**TASK TO CARRY OUT**
All lines in which the word "array" occurs are to be extracted.

↓

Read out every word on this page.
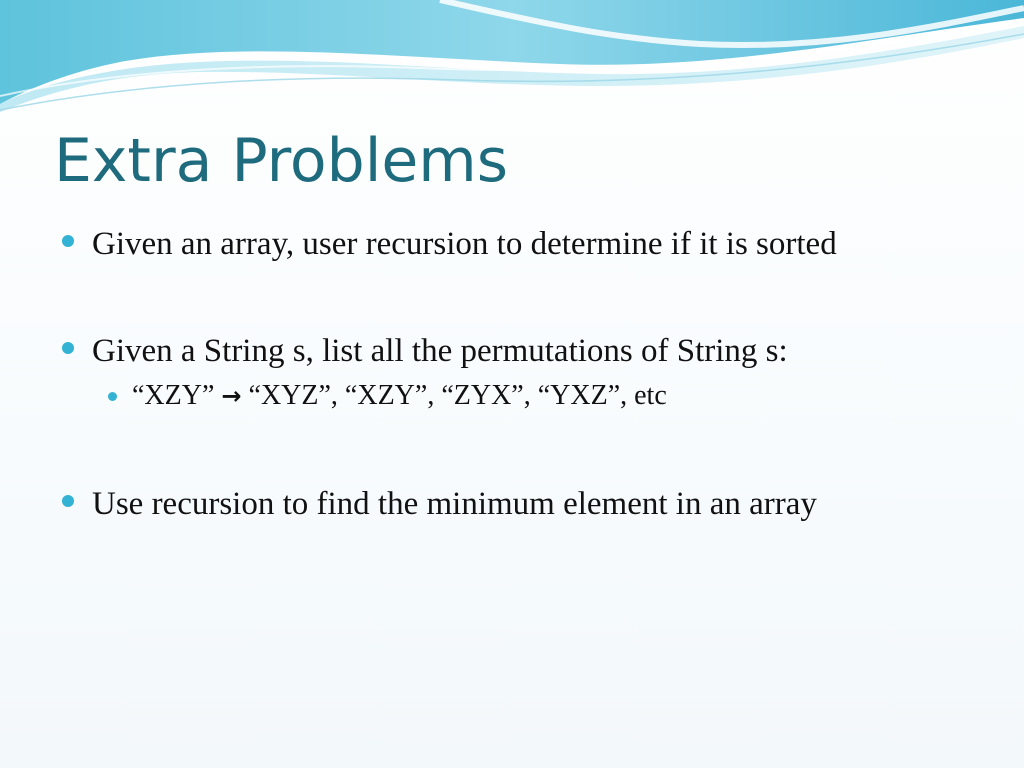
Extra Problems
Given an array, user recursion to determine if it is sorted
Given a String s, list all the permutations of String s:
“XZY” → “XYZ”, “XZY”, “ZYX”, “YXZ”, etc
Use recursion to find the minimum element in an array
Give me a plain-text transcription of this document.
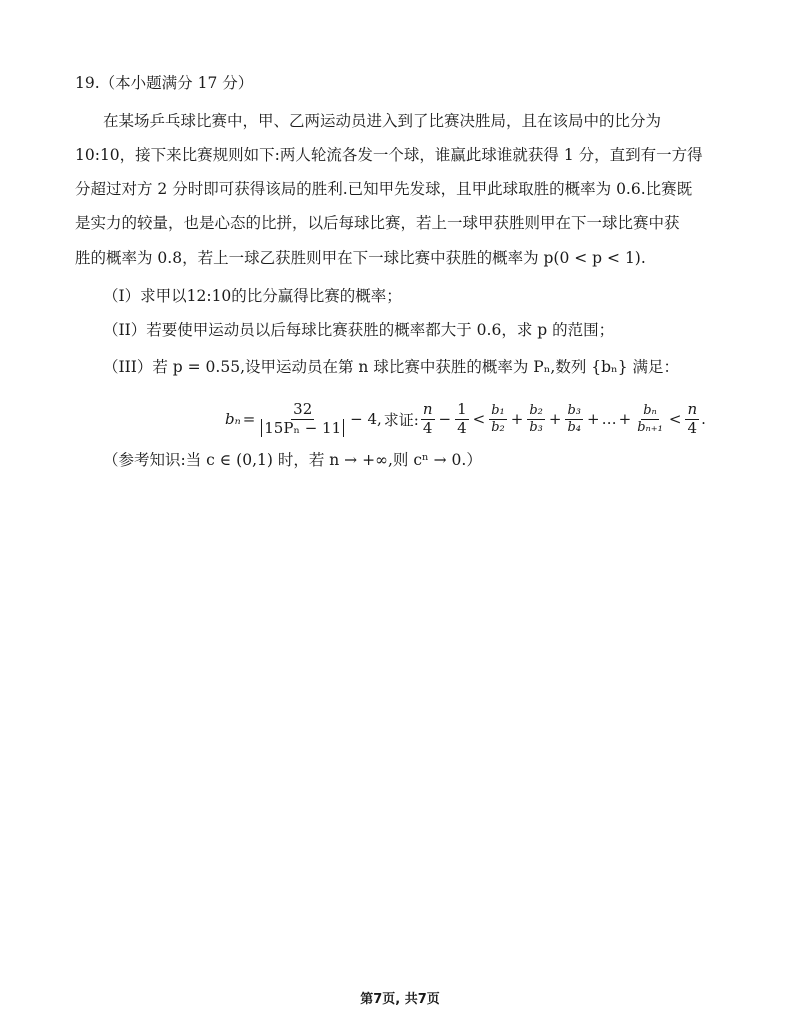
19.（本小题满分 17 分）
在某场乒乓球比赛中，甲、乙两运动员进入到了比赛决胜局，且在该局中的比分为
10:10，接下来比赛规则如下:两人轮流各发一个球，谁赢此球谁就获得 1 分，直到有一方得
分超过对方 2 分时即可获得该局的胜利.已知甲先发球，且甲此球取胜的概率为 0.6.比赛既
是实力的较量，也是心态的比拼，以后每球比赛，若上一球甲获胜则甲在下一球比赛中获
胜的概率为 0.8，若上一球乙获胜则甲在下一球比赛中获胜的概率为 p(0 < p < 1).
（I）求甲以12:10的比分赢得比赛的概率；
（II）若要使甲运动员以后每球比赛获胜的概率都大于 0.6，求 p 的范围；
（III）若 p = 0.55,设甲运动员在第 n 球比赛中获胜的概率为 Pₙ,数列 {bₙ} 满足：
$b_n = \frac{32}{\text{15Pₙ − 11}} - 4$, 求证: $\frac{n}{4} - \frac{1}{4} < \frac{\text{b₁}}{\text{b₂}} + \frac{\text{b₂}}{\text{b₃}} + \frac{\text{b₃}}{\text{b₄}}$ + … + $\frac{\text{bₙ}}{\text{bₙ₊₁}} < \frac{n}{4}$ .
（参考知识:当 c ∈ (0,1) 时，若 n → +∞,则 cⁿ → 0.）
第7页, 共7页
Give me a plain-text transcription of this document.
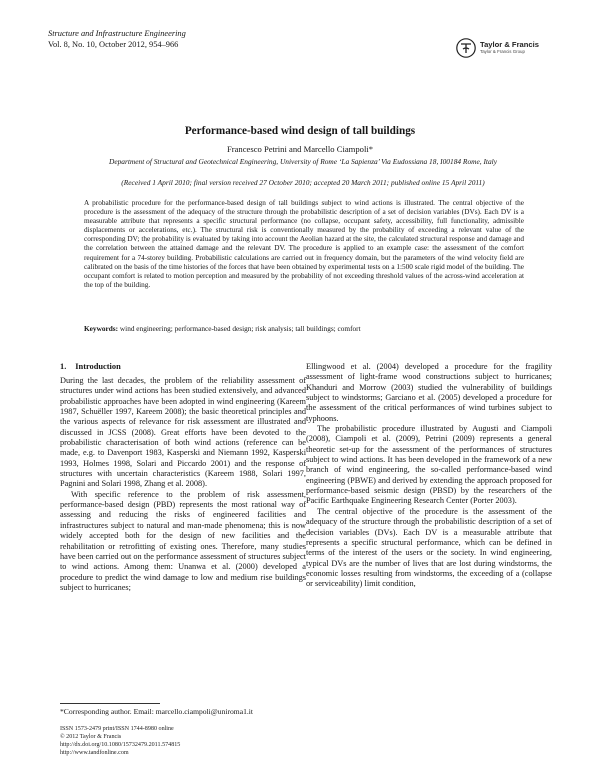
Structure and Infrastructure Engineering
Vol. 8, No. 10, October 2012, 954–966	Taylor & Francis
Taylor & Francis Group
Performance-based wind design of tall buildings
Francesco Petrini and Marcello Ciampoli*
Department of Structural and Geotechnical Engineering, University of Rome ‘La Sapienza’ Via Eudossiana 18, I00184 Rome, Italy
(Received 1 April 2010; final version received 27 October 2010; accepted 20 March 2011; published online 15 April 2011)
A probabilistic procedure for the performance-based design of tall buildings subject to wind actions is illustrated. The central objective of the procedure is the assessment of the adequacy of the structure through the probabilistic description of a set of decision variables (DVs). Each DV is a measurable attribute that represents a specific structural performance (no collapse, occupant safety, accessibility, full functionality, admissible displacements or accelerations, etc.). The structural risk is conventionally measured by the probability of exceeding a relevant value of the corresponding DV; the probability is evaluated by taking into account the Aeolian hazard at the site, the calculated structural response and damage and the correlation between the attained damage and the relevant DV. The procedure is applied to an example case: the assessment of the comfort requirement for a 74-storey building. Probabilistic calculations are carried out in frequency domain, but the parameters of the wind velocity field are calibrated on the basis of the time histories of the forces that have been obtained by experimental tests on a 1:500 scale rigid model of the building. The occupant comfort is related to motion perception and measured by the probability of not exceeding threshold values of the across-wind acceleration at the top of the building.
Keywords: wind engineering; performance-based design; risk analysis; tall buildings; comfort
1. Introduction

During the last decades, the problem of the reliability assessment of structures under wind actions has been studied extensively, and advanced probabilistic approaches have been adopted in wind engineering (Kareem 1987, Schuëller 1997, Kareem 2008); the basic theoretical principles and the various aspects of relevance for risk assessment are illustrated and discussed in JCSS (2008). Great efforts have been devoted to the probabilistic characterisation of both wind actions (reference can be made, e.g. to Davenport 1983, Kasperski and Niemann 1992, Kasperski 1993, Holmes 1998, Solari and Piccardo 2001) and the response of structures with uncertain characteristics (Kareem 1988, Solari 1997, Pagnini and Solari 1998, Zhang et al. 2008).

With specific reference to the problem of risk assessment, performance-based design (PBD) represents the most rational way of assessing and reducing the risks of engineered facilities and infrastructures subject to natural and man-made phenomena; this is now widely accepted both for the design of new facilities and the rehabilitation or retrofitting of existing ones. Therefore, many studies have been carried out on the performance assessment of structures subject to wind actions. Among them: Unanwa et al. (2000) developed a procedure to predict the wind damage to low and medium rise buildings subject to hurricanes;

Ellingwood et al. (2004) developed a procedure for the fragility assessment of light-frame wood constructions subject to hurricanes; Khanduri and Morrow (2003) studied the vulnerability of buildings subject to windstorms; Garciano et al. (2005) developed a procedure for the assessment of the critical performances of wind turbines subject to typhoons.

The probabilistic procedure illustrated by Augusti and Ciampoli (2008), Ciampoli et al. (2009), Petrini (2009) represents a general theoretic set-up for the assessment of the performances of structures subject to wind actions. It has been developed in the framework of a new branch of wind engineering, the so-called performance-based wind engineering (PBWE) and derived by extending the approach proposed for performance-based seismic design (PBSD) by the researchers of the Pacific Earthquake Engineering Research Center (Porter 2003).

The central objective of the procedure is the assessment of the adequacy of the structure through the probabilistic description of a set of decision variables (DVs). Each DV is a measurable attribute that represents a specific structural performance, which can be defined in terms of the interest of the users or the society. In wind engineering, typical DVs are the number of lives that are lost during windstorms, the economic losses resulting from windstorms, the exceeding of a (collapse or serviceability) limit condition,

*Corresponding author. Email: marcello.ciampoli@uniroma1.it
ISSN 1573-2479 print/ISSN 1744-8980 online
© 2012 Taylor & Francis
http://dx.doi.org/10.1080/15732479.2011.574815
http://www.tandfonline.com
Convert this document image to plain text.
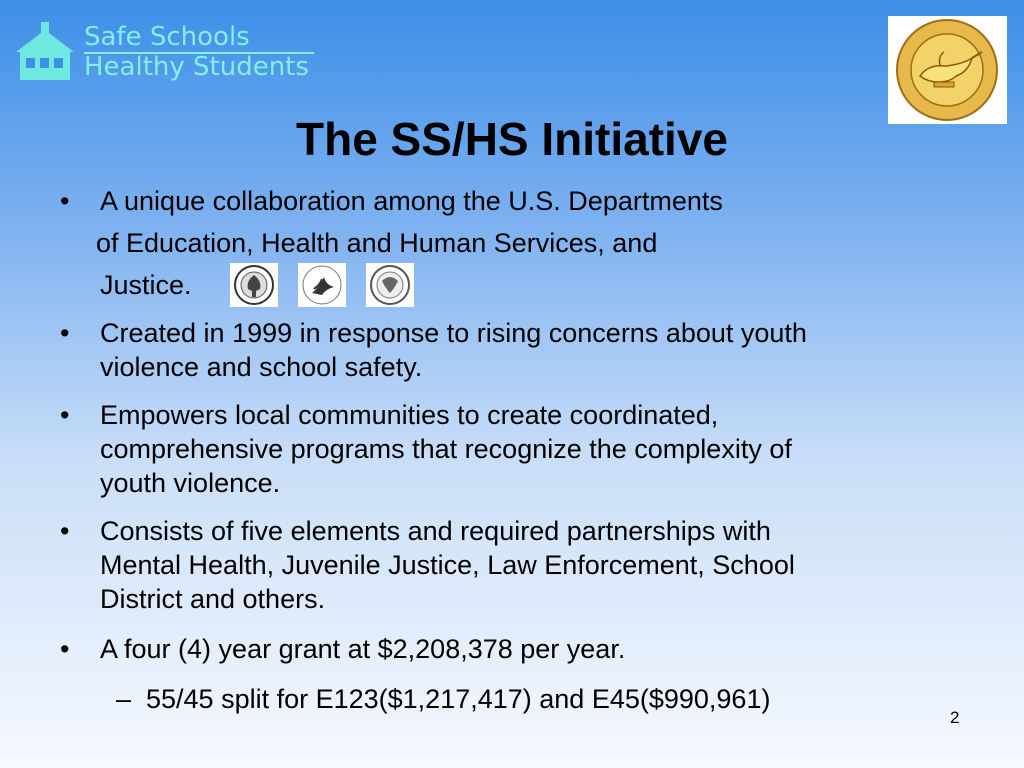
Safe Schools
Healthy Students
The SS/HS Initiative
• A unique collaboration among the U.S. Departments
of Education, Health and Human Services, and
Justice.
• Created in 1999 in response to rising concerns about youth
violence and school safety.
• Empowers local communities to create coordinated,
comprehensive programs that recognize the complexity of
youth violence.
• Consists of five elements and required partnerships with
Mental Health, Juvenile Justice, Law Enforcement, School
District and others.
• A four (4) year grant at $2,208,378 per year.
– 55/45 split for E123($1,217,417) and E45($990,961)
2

↑

**ANSWER TO THE EXERCISE**
Given an array, user recursion to determine if it is sorted
Use recursion to find the minimum element in an array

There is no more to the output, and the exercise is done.